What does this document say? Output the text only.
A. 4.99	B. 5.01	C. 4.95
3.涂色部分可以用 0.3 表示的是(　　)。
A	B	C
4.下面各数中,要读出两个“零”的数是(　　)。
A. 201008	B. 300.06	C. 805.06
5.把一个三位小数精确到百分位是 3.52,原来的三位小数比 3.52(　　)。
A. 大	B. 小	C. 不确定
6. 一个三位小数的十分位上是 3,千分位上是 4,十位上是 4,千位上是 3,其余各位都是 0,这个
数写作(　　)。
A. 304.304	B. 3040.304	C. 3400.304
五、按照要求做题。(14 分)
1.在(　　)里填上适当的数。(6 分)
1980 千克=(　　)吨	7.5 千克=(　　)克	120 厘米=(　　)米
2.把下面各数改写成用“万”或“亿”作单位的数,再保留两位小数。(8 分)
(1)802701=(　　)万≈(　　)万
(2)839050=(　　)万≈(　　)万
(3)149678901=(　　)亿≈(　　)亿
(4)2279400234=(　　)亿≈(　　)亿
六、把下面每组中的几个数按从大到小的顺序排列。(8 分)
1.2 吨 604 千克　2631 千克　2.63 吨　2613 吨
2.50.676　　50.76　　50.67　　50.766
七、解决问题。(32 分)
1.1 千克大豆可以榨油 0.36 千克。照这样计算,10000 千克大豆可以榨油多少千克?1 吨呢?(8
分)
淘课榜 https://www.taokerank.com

####

▶ [Requirement]:
Output all of the material exactly as written.

▶ [Task solution]:
What does this document say? Output the text only.
A. 4.99	B. 5.01	C. 4.95
3.涂色部分可以用 0.3 表示的是(　　)。
A	B	C
4.下面各数中,要读出两个“零”的数是(　　)。
A. 201008	B. 300.06	C. 805.06
5.把一个三位小数精确到百分位是 3.52,原来的三位小数比 3.52(　　)。
A. 大	B. 小	C. 不确定
6. 一个三位小数的十分位上是 3,千分位上是 4,十位上是 4,千位上是 3,其余各位都是 0,这个
数写作(　　)。
A. 304.304	B. 3040.304	C. 3400.304
五、按照要求做题。(14 分)
1.在(　　)里填上适当的数。(6 分)
1980 千克=(　　)吨	7.5 千克=(　　)克	120 厘米=(　　)米
2.把下面各数改写成用“万”或“亿”作单位的数,再保留两位小数。(8 分)
(1)802701=(　　)万≈(　　)万
(2)839050=(　　)万≈(　　)万
(3)149678901=(　　)亿≈(　　)亿
(4)2279400234=(　　)亿≈(　　)亿
六、把下面每组中的几个数按从大到小的顺序排列。(8 分)
1.2 吨 604 千克　2631 千克　2.63 吨　2613 吨
2.50.676　　50.76　　50.67　　50.766
七、解决问题。(32 分)
1.1 千克大豆可以榨油 0.36 千克。照这样计算,10000 千克大豆可以榨油多少千克?1 吨呢?(8
分)
淘课榜 https://www.taokerank.com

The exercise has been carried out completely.